# clarion CD6100RMP car radio cd player



## ashrob (Jun 19, 2013)

I would be very grateful if someone could give me some advice. I recently bought a car with a clarion CD6100RMP car radio cd player. The radio and cd player work very well but the usb and sd reader don't seem to work. When I try to insert a usb stick or an sd card "err skip" appears in the display. I tried resetting the unit. No luck. I didn't try and disconnect the battery. Could that help ? Or - as I suspect - Does it mean that I'll have to buy a new unit as it wouldn't be worth the cost of repairing it ? The radio and cd player are so good, I would like to keep the unit if it's possible. If anyone could help me, I would be very grateful.


----------



## jaggerwild (May 21, 2007)
********
Written instruction a =
Output everything in the Clarion car radio thread from "I would be very grateful if" down to "(May 21, 2007)".
The records that come next have no connection to the thread above.

(Bounding box annotations)
********
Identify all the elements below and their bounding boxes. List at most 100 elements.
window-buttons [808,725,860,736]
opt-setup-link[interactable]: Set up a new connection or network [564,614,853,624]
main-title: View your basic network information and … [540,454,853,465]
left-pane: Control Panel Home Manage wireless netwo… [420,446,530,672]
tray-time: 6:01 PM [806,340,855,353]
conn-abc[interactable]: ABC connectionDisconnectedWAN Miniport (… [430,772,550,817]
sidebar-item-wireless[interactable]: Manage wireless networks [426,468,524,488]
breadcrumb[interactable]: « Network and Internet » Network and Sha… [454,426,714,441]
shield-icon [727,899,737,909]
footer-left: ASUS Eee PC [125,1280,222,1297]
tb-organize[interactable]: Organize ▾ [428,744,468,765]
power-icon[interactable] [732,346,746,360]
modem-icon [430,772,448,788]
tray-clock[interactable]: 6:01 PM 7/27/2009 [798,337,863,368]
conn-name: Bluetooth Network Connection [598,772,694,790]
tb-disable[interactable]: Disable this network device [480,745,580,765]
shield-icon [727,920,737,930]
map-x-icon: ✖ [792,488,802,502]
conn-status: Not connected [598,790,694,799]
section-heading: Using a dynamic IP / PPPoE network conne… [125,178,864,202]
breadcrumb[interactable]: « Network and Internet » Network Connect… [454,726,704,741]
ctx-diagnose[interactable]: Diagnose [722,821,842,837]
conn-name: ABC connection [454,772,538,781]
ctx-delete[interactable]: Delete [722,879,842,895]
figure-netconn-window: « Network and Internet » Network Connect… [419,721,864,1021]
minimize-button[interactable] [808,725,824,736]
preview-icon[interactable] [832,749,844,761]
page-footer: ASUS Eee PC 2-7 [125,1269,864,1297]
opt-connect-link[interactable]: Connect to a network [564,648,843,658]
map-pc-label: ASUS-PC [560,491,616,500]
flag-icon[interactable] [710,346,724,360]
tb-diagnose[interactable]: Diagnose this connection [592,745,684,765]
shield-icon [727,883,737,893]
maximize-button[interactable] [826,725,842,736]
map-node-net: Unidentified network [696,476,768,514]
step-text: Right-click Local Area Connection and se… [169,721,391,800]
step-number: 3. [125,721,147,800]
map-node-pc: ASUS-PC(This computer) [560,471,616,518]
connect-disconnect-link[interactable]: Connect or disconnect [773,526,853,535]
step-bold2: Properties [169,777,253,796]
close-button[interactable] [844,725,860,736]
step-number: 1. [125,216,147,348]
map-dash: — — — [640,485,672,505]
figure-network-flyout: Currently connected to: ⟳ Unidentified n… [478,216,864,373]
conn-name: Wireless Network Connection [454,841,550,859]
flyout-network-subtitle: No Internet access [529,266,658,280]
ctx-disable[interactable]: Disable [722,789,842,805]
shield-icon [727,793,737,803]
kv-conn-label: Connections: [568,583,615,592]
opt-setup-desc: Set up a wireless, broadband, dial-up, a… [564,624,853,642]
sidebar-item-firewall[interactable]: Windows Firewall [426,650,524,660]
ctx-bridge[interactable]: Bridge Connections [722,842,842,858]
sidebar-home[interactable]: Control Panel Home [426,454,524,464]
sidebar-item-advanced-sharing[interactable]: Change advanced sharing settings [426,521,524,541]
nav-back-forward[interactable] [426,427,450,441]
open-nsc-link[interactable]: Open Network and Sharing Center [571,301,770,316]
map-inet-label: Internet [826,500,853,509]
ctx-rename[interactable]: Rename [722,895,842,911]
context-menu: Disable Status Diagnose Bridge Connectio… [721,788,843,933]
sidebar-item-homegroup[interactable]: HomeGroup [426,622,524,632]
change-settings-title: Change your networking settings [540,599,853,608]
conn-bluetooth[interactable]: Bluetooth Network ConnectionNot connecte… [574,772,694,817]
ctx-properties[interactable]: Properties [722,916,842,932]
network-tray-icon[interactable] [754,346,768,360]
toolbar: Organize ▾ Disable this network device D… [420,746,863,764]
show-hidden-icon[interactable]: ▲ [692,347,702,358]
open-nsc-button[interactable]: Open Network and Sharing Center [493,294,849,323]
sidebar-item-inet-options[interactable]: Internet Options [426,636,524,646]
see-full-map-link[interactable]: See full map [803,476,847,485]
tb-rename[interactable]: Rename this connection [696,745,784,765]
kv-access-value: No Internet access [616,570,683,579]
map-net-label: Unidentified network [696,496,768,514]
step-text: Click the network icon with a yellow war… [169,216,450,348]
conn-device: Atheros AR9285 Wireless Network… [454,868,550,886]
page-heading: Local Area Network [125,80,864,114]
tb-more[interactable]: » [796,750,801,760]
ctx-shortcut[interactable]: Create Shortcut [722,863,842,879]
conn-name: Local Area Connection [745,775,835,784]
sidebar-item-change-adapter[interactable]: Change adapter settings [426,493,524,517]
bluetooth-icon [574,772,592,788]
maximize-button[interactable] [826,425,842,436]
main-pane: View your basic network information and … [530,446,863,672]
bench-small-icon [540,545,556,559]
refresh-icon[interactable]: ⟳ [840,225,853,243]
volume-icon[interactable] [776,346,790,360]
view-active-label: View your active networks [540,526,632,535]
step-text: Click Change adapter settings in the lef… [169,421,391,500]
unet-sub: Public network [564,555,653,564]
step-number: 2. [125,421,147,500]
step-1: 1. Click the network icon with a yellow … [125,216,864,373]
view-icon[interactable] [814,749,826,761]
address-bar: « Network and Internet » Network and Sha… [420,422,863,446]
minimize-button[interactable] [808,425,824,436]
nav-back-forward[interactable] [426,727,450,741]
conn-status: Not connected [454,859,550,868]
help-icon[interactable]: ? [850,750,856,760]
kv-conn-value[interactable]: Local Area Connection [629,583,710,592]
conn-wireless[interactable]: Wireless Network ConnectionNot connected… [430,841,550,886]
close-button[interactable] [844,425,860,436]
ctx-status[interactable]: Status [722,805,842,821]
********
Written instruction b =
In the records, rewrite everything from the start down to the line containing "left-pane: Control Panel", changing "bounding boxes" to "bounding rectangles" and leaving the rest untouched.

Worked answer a =
I would be very grateful if someone could give me some advice. I recently bought a car with a clarion CD6100RMP car radio cd player. The radio and cd player work very well but the usb and sd reader don't seem to work. When I try to insert a usb stick or an sd card "err skip" appears in the display. I tried resetting the unit. No luck. I didn't try and disconnect the battery. Could that help ? Or - as I suspect - Does it mean that I'll have to buy a new unit as it wouldn't be worth the cost of repairing it ? The radio and cd player are so good, I would like to keep the unit if it's possible. If anyone could help me, I would be very grateful.


----------



## jaggerwild (May 21, 2007)

Worked answer b =
Identify all the elements below and their bounding rectangles. List at most 100 elements.
window-buttons [808,725,860,736]
opt-setup-link[interactable]: Set up a new connection or network [564,614,853,624]
main-title: View your basic network information and … [540,454,853,465]
left-pane: Control Panel Home Manage wireless netwo… [420,446,530,672]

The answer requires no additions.